▸ **Written instruction**: Copy out all the lines in the records that include the word "name".
--------
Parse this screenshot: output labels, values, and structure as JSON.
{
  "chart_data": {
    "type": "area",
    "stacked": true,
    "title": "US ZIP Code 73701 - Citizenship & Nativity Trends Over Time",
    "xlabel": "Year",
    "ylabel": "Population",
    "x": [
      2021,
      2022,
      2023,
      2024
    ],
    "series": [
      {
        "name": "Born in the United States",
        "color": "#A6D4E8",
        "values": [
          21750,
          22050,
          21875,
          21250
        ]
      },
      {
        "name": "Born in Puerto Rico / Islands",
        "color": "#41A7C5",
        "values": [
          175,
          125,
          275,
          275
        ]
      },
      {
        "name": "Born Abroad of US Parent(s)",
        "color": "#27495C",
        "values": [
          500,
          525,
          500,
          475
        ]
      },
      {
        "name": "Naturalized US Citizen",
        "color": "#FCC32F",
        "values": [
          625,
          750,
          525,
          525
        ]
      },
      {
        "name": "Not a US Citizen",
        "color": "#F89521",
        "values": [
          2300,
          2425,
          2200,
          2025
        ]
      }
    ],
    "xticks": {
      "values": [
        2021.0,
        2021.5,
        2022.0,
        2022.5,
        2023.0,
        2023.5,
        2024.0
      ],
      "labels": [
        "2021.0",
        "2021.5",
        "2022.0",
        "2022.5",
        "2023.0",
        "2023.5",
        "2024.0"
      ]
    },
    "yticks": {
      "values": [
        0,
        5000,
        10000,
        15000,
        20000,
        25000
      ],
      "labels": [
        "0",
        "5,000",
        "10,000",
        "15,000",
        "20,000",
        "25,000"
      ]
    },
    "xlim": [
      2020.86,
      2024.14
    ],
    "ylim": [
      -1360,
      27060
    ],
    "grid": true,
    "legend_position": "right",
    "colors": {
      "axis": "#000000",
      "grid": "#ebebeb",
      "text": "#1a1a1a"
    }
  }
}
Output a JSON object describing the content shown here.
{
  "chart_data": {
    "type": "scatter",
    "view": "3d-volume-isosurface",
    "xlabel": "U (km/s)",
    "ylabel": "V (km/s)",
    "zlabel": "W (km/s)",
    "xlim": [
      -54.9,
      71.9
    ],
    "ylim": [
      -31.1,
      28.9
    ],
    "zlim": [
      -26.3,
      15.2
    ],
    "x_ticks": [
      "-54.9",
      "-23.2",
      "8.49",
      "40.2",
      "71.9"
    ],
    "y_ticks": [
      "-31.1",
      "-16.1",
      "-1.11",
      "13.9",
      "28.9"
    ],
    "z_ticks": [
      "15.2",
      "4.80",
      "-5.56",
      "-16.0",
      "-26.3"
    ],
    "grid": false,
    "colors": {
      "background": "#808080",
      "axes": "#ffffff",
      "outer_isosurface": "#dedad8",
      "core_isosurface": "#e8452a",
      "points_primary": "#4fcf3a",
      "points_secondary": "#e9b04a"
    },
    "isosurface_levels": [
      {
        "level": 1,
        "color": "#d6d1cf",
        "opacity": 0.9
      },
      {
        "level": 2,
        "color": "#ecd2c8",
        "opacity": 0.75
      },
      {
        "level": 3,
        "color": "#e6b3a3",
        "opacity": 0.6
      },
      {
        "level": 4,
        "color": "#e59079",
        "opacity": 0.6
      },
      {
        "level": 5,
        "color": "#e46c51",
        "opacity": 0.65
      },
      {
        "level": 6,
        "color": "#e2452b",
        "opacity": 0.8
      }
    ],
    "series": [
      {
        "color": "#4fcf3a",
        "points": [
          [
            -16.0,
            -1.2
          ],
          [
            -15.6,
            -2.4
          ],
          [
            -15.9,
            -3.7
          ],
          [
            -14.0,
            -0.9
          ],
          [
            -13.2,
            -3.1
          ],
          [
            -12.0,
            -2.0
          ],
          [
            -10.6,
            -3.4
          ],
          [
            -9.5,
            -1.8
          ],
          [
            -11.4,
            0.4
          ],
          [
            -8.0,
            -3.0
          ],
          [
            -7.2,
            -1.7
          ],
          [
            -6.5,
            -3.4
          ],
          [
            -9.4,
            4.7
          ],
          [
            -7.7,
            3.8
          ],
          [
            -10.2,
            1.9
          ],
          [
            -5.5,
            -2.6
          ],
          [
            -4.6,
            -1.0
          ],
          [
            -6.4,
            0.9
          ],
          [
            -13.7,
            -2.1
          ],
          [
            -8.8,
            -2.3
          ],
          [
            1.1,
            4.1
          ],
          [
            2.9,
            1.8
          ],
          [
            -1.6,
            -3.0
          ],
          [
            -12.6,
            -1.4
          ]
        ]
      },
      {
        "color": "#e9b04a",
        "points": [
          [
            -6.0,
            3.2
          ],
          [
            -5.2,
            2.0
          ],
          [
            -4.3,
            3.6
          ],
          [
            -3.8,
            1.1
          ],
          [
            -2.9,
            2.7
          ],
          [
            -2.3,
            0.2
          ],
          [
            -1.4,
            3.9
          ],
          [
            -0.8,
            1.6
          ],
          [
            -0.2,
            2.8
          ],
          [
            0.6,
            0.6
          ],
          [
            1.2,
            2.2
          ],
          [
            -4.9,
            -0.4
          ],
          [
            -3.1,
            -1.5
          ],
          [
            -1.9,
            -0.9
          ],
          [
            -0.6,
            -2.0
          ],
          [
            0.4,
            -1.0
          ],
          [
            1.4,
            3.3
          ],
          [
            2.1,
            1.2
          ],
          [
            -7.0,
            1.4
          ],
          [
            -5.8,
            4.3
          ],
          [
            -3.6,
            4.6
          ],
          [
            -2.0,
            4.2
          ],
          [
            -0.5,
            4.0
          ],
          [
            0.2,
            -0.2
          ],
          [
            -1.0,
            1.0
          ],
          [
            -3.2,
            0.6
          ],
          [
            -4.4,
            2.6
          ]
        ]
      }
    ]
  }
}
--------
▸ **Result of the exercise**:
        "name": "Born in the United States",
        "name": "Born in Puerto Rico / Islands",
        "name": "Born Abroad of US Parent(s)",
        "name": "Naturalized US Citizen",
        "name": "Not a US Citizen",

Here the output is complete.